It’s fun when done right. Humor is a thing. And we can joke about these things. At least I can, you can do what you want. :)
If you think about it, humor is much needed in the world today. It’s healthy and good for you to joke and laugh about these things, unless you are pointing at a specific person. You have to know the difference between bullying and humor.
Started playing Space Wreck which has been fun so far. It’s like playing the old Fallout and Arcanum games, or at least as how I remember them. The first act I basically talked my way through without fighting a single fight or passing any other skill checks. I really love these kinds of role-playing games so I’m a happy… err… person :)
I’m already thinking about how to replay this for my second and third run (it’s supposed to be a short game)
Sidenote: Pioneers of Pagonia is by the actual developer of the actual old The Settlers.
I loved it. And yeah, it’s a simple management game without much depth or fuss, but that chill easygoing settling of the landscape is what enchanted me about the original right around 30 years ago, and it worked just as well with the demo. In fact I found that comparing Against The Storm, I kinda prefer the less gameplay that PoP has, exactly because it has less gameplay. ATS sits a bit in the middle, still being a chill town builder but also wanting to be deeper, and in that case I just want a proper 4X or Grand Strategy game instead. PoP is then the exact opposite of that for me, it appeals to the chill&relax part of gaming, a bit like playing Dorfromantik or something.
I’m a bit in a not-yet-released slump. “Pathfinder: Wrath of the Righteous” gets a new DLC in late November, so not playing that until then. The same company releases their new game “Warhammer 40k: Rogue Trader” in December, so I’m not playing the Beta until then. “Vagrus - The Riven Realm” gets a new DLC some time this year, so also waiting there. “Colony Ship” gets out of EA and releases November 9, so obviously not playing EA either.
I had enough of BG3 for now (finished it only twice, it’s not as captivating as the Pathfinder games) and will only eventually replay it with one of those “make it like actual D&D5” modpacks. Regarding D&D5, I should some time check if there are updated fan campaigns for Solasta that use the higher DLC level cap :D
I did plan to replay Wasteland 2, but that will take quite some time, and as I mentioned, upcoming releases.
So after telling you what I have not been playing, what I currently do play is alternate between my typical fallback games: Stellaris (a game I never once finished despite 1080h of time played) and Civ V with the amazing and mandatory Vox Populi mod.
I recently discovered Snowrunner and have been having a ton of fun playing on the switch! I’ve also rolled down the same hill multiple times 🥲 though I’m learning to tame the mud
It is! Last night I discovered the fleetstar had awd in the garage 🥴 I’ve built two bridges, fixed two rockslides, and pulled the truck to the farm in the time since!
Absolutely adored robocop and cobalt core. Definitely picking up both of them. Robocop nailed everything that made the movie great, cobalt core oozed charm and had fun gameplay.
I had meant to try the thaumaturge but by the time I got around to it, next fest was over and I couldn’t play the demo anymore. These time limited demos are a really stupid idea. I’m way less likely to buy it now because those sorts of games are hit or miss for me.

(Element and region data)
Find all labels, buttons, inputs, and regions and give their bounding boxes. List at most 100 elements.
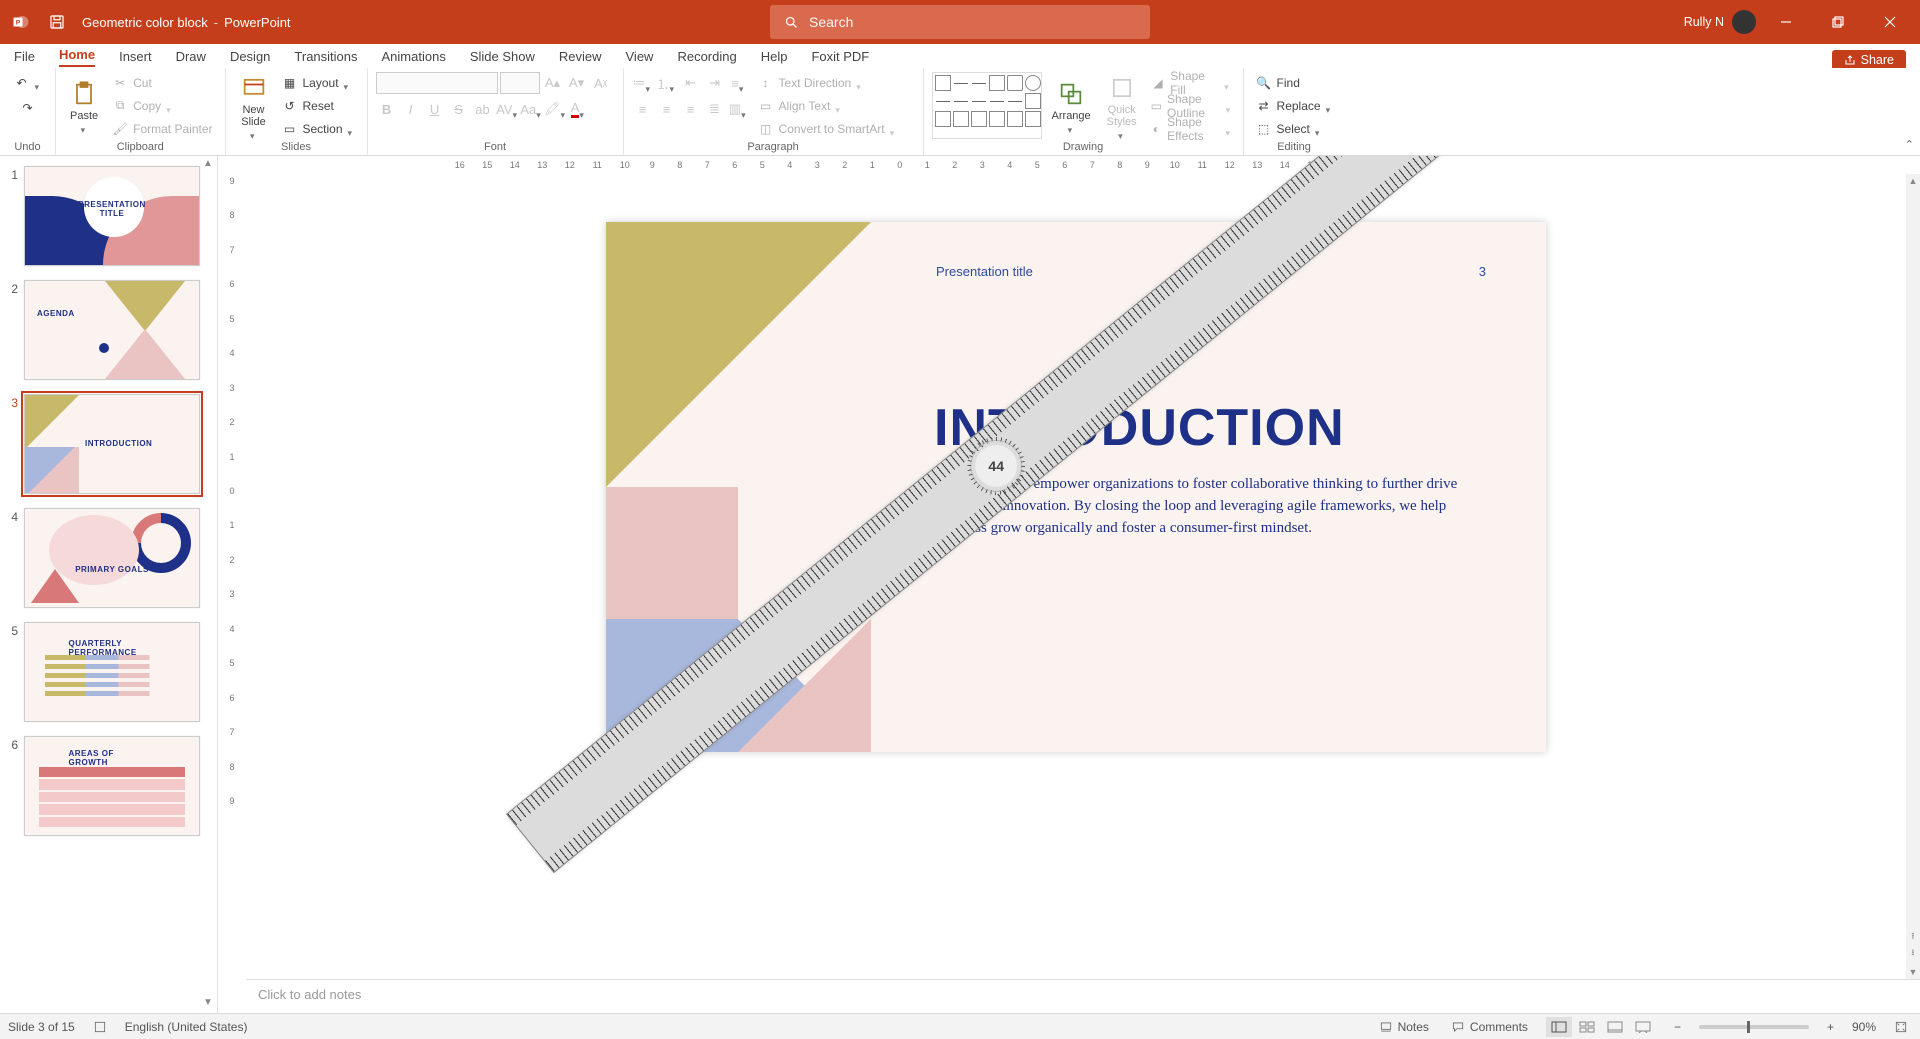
arrange-button[interactable]: Arrange <box>1046 72 1097 139</box>
scroll-up-icon[interactable]: ▲ <box>1908 176 1918 186</box>
thumbnail-slide-4[interactable]: 4PRIMARY GOALS <box>4 508 213 608</box>
quick-styles-button[interactable]: Quick Styles <box>1101 72 1143 139</box>
slide-header[interactable]: Presentation title <box>936 264 1033 279</box>
reading-view-button[interactable] <box>1602 1017 1628 1037</box>
fit-to-window-button[interactable] <box>1890 1020 1912 1034</box>
tab-review[interactable]: Review <box>559 46 602 67</box>
copy-button[interactable]: ⧉Copy <box>108 95 216 116</box>
align-left-button[interactable]: ≡ <box>632 98 654 120</box>
slide-page-number[interactable]: 3 <box>1479 264 1486 279</box>
replace-button[interactable]: ⇄Replace <box>1252 95 1337 116</box>
zoom-out-button[interactable]: − <box>1670 1020 1685 1034</box>
tab-recording[interactable]: Recording <box>677 46 736 67</box>
ruler-angle-indicator[interactable]: 44 <box>971 441 1021 491</box>
layout-button[interactable]: ▦Layout <box>278 72 359 93</box>
slide-canvas-area[interactable]: Presentation title 3 INTRODUCTION At Con… <box>246 174 1906 1013</box>
normal-view-button[interactable] <box>1546 1017 1572 1037</box>
numbering-button[interactable]: ⒈ <box>656 72 678 94</box>
increase-font-button[interactable]: A▴ <box>542 72 564 94</box>
char-spacing-button[interactable]: AV <box>496 98 518 120</box>
decrease-font-button[interactable]: A▾ <box>566 72 588 94</box>
notes-pane[interactable]: Click to add notes <box>246 979 1920 1013</box>
slideshow-view-button[interactable] <box>1630 1017 1656 1037</box>
redo-button[interactable]: ↷ <box>16 97 40 118</box>
bullets-button[interactable]: ≔ <box>632 72 654 94</box>
justify-button[interactable]: ≣ <box>704 98 726 120</box>
align-center-button[interactable]: ≡ <box>656 98 678 120</box>
language-status[interactable]: English (United States) <box>125 1020 248 1034</box>
highlight-button[interactable]: 🖍 <box>544 98 566 120</box>
editor-vertical-scrollbar[interactable]: ▲ ⭱ ⭳ ▼ <box>1906 174 1920 979</box>
font-color-button[interactable]: A <box>568 98 590 120</box>
tab-help[interactable]: Help <box>761 46 788 67</box>
italic-button[interactable]: I <box>400 98 422 120</box>
tab-design[interactable]: Design <box>230 46 270 67</box>
bold-button[interactable]: B <box>376 98 398 120</box>
sorter-view-button[interactable] <box>1574 1017 1600 1037</box>
strikethrough-button[interactable]: S <box>448 98 470 120</box>
minimize-button[interactable] <box>1764 0 1808 44</box>
tab-slide-show[interactable]: Slide Show <box>470 46 535 67</box>
shape-effects-button[interactable]: ◐Shape Effects <box>1147 118 1235 139</box>
thumbnail-slide-2[interactable]: 2AGENDA <box>4 280 213 380</box>
cut-button[interactable]: ✂Cut <box>108 72 216 93</box>
increase-indent-button[interactable]: ⇥ <box>704 72 726 94</box>
collapse-ribbon-button[interactable]: ⌃ <box>1905 138 1914 151</box>
thumbnail-slide-1[interactable]: 1PRESENTATIONTITLE <box>4 166 213 266</box>
zoom-in-button[interactable]: + <box>1823 1020 1838 1034</box>
user-avatar[interactable] <box>1732 10 1756 34</box>
shape-outline-button[interactable]: ▭Shape Outline <box>1147 95 1235 116</box>
clear-formatting-button[interactable]: Aᵡ <box>590 72 612 94</box>
line-spacing-button[interactable]: ≡ <box>728 72 750 94</box>
select-button[interactable]: ⬚Select <box>1252 118 1337 139</box>
next-slide-icon[interactable]: ⭳ <box>1908 945 1918 955</box>
reset-button[interactable]: ↺Reset <box>278 95 359 116</box>
share-button[interactable]: Share <box>1832 50 1906 70</box>
tab-home[interactable]: Home <box>59 44 95 67</box>
decrease-indent-button[interactable]: ⇤ <box>680 72 702 94</box>
close-button[interactable] <box>1868 0 1912 44</box>
section-button[interactable]: ▭Section <box>278 118 359 139</box>
tab-foxit-pdf[interactable]: Foxit PDF <box>811 46 869 67</box>
find-button[interactable]: 🔍Find <box>1252 72 1337 93</box>
change-case-button[interactable]: Aa <box>520 98 542 120</box>
thumb-scroll-up[interactable]: ▲ <box>201 158 215 172</box>
search-box[interactable]: Search <box>770 5 1150 39</box>
tab-transitions[interactable]: Transitions <box>294 46 357 67</box>
new-slide-button[interactable]: New Slide <box>234 72 274 139</box>
align-text-button[interactable]: ▭Align Text <box>754 95 901 116</box>
font-size-input[interactable] <box>500 72 540 94</box>
tab-draw[interactable]: Draw <box>176 46 206 67</box>
shape-fill-button[interactable]: ◢Shape Fill <box>1147 72 1235 93</box>
notes-toggle[interactable]: Notes <box>1375 1020 1433 1034</box>
zoom-slider[interactable] <box>1699 1025 1809 1029</box>
font-name-input[interactable] <box>376 72 498 94</box>
restore-button[interactable] <box>1816 0 1860 44</box>
undo-button[interactable]: ↶ <box>10 72 46 93</box>
thumbnail-slide-5[interactable]: 5QUARTERLY PERFORMANCE <box>4 622 213 722</box>
zoom-level[interactable]: 90% <box>1852 1020 1876 1034</box>
columns-button[interactable]: ▥ <box>728 98 750 120</box>
accessibility-icon[interactable] <box>89 1020 111 1034</box>
scroll-down-icon[interactable]: ▼ <box>1908 967 1918 977</box>
format-painter-button[interactable]: 🖌Format Painter <box>108 118 216 139</box>
tab-view[interactable]: View <box>626 46 654 67</box>
prev-slide-icon[interactable]: ⭱ <box>1908 929 1918 939</box>
thumbnail-slide-6[interactable]: 6AREAS OF GROWTH <box>4 736 213 836</box>
slide-thumbnail-pane[interactable]: ▲ 1PRESENTATIONTITLE 2AGENDA 3INTRODUCTION… <box>0 156 218 1013</box>
comments-toggle[interactable]: Comments <box>1447 1020 1532 1034</box>
convert-smartart-button[interactable]: ◫Convert to SmartArt <box>754 118 901 139</box>
tab-file[interactable]: File <box>14 46 35 67</box>
shadow-button[interactable]: ab <box>472 98 494 120</box>
align-right-button[interactable]: ≡ <box>680 98 702 120</box>
thumbnail-slide-3[interactable]: 3INTRODUCTION <box>4 394 213 494</box>
thumb-scroll-down[interactable]: ▼ <box>201 997 215 1011</box>
user-name[interactable]: Rully N <box>1684 15 1724 29</box>
shapes-gallery[interactable] <box>932 72 1042 139</box>
paste-button[interactable]: Paste <box>64 72 104 139</box>
tab-insert[interactable]: Insert <box>119 46 152 67</box>
save-icon[interactable] <box>46 11 68 33</box>
underline-button[interactable]: U <box>424 98 446 120</box>
slide-counter[interactable]: Slide 3 of 15 <box>8 1020 75 1034</box>
text-direction-button[interactable]: ↕Text Direction <box>754 72 901 93</box>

• GOAL 1:
Do the following statements agree with the gaming thread? Answer yes or no for each, and quote the words that settle it.
(a) Colony Ship leaves early access on November 9.
(b) One poster has finished BG3 three times.
(c) The thaumaturge demo could still be played after next fest ended.
• GOAL 2:
Using the gaming thread, answer each question:
(a) Which older games does Space Wreck recall for the poster playing it?
(b) How many hours has one poster spent in Stellaris?
(c) On what device is Snowrunner being played?
• GOAL 3:
Write what comes next in the gaming thread, starting after its final sentence.

• EXERCISE RESULT 1:
(a) Yes: "“Colony Ship” gets out of EA and releases November 9"
(b) No: "finished it only twice"
(c) No: "next fest was over and I couldn’t play the demo anymore"

• EXERCISE RESULT 2:
(a) The old Fallout and Arcanum games
(b) 1080h
(c) The switch

• EXERCISE RESULT 3:
I agree on the annoying timed out demo, I thought the same thing when I missed out on a demo during the last steam next fest. Crazy how even demos are impacted by the ethereal nature of digital storefronts and their sometimes inconsistent access.
It took a lot out of me making time for these demos when I work a full-time job, but I just knew something like that was going to happen if I didn’t get around to them.
the games/engines you cite as being “extremely well optimized” are both a lot older than UE5 and do a lot less than some of the “less optimized” games discussed (i.e. simpler lighting, no geometry virtualization, simplistic simulation, very static environments, etc.)
I joined a Linkshell (guild) in FFXI a few months ago and they’ve been great to me. Everyone is always helping one-another and we run weekly events every Saturday night. I don’t have much of a social life in my 30s so it’s been a great time for me to spend time with folks.
Oh, that sounds pretty sweet. I played quite a bit of FFXI many many years ago. I was late to that party because I played Everquest for so many years, but I had tried FFXI when it launched. It was pretty fun! But just wasn’t enough to pull me away from EQ. But at some point in the late 2000’s I went back and played FFXI for like a year or so on and off. Did you start fresh in FFXI? This piques my interest. I would strongly consider playing again if it’s new player friendly.
Mass Effect Legendary Edition (ME1), just got Liara & did the DLC mission as well as a bit of uncharted worlds & rogue VI on Earth’s moon.
The game looks a lot better and most controls are nicer. Although somehow the Mako is even worse to control in LE than the original ME and I get some stutter/loading while running around in presidium.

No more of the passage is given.